• Objective:
Leave out the pictures and copy every record exactly.

┌──

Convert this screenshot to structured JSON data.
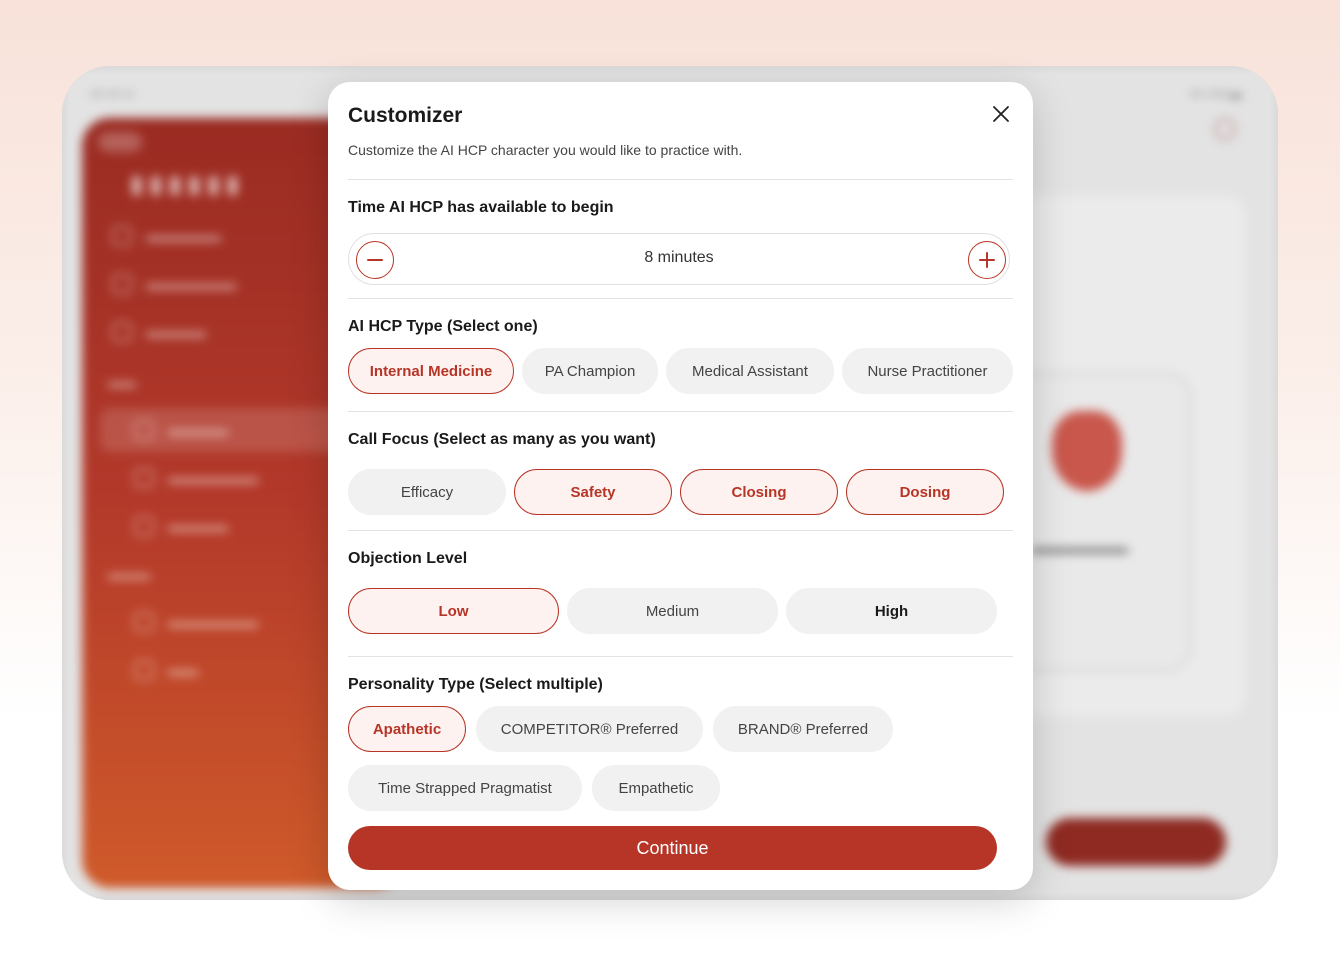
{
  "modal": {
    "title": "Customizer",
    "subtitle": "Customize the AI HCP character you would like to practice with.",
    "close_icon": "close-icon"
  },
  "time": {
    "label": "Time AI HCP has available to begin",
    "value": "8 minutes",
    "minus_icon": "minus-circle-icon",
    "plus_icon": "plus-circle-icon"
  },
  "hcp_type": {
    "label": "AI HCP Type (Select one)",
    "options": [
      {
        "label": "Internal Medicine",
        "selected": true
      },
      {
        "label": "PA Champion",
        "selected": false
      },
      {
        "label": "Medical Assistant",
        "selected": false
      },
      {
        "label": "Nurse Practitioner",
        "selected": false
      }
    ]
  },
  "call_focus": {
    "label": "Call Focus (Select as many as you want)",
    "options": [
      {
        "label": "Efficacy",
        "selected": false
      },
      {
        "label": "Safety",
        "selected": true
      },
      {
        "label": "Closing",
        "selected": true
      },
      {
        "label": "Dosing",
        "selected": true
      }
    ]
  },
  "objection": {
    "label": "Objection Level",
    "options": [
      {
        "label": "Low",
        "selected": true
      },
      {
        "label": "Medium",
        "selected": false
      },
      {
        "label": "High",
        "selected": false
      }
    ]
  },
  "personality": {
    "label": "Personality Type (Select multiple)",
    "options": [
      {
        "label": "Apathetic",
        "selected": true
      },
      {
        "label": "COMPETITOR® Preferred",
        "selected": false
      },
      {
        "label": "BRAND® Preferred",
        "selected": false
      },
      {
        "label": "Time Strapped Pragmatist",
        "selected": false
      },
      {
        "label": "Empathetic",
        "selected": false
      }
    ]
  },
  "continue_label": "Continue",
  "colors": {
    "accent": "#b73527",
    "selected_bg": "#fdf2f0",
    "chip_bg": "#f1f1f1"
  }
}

└──

• Answer for the task:
Convert this screenshot to structured JSON data.
{
  "modal": {
    "title": "Customizer",
    "subtitle": "Customize the AI HCP character you would like to practice with.",
    "close_icon": "close-icon"
  },
  "time": {
    "label": "Time AI HCP has available to begin",
    "value": "8 minutes",
    "minus_icon": "minus-circle-icon",
    "plus_icon": "plus-circle-icon"
  },
  "hcp_type": {
    "label": "AI HCP Type (Select one)",
    "options": [
      {
        "label": "Internal Medicine",
        "selected": true
      },
      {
        "label": "PA Champion",
        "selected": false
      },
      {
        "label": "Medical Assistant",
        "selected": false
      },
      {
        "label": "Nurse Practitioner",
        "selected": false
      }
    ]
  },
  "call_focus": {
    "label": "Call Focus (Select as many as you want)",
    "options": [
      {
        "label": "Efficacy",
        "selected": false
      },
      {
        "label": "Safety",
        "selected": true
      },
      {
        "label": "Closing",
        "selected": true
      },
      {
        "label": "Dosing",
        "selected": true
      }
    ]
  },
  "objection": {
    "label": "Objection Level",
    "options": [
      {
        "label": "Low",
        "selected": true
      },
      {
        "label": "Medium",
        "selected": false
      },
      {
        "label": "High",
        "selected": false
      }
    ]
  },
  "personality": {
    "label": "Personality Type (Select multiple)",
    "options": [
      {
        "label": "Apathetic",
        "selected": true
      },
      {
        "label": "COMPETITOR® Preferred",
        "selected": false
      },
      {
        "label": "BRAND® Preferred",
        "selected": false
      },
      {
        "label": "Time Strapped Pragmatist",
        "selected": false
      },
      {
        "label": "Empathetic",
        "selected": false
      }
    ]
  },
  "continue_label": "Continue",
  "colors": {
    "accent": "#b73527",
    "selected_bg": "#fdf2f0",
    "chip_bg": "#f1f1f1"
  }
}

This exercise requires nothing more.